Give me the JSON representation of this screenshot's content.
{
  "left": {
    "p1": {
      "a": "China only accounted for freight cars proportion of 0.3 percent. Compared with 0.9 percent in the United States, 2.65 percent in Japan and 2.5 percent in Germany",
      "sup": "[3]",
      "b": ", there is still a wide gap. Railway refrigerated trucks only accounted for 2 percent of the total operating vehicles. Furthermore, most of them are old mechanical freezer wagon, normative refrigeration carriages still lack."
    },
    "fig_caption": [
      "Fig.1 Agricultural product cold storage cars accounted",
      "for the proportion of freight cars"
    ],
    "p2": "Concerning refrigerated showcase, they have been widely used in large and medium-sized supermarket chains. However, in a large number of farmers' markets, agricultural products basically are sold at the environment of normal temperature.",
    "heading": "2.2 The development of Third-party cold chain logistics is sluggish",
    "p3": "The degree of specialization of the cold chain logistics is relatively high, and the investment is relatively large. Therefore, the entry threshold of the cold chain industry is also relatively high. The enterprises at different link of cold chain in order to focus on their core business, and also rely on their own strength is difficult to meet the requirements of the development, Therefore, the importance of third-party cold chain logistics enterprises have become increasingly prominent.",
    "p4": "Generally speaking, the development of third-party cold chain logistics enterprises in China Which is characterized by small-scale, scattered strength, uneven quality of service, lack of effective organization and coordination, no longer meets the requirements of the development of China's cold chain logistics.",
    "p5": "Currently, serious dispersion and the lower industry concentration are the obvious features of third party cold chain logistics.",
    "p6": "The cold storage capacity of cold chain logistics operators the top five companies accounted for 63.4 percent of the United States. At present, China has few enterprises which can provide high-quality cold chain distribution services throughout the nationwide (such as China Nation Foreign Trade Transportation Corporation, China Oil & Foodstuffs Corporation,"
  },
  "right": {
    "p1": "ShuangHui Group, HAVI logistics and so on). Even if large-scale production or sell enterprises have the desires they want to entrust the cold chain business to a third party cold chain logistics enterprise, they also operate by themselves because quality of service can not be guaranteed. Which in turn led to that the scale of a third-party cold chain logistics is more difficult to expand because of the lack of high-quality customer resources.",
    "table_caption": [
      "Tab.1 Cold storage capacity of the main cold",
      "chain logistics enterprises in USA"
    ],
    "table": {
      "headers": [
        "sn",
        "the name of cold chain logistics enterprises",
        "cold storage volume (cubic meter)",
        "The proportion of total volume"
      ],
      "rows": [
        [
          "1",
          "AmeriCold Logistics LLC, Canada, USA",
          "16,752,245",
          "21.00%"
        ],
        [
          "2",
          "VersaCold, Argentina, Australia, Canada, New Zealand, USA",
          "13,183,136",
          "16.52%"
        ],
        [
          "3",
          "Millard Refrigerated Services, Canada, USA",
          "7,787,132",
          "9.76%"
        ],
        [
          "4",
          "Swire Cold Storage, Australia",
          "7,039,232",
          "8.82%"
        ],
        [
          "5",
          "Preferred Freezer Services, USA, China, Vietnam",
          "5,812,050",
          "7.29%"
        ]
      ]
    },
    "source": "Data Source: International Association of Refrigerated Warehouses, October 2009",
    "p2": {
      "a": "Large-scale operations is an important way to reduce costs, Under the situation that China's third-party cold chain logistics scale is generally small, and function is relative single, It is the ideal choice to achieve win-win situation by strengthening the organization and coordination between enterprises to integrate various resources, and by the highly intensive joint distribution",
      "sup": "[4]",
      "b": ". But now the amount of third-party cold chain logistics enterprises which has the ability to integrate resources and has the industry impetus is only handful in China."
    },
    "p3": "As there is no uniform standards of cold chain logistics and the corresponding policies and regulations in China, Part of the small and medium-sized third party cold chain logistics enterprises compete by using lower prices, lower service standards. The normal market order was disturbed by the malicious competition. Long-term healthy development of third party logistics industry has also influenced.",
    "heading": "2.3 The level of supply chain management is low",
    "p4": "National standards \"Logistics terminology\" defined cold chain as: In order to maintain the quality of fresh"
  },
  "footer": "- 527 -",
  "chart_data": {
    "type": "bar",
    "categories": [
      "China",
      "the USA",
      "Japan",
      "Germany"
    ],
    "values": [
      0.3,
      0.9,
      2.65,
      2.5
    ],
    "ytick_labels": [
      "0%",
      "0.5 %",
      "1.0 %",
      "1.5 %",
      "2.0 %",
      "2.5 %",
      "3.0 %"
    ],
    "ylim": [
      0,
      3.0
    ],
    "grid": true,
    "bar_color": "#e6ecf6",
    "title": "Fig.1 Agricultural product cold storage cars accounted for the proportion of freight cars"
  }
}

What you should do: Your answer should be a single number: the count of lines in the listing that contain the word "capacity".

Output for this exercise: 2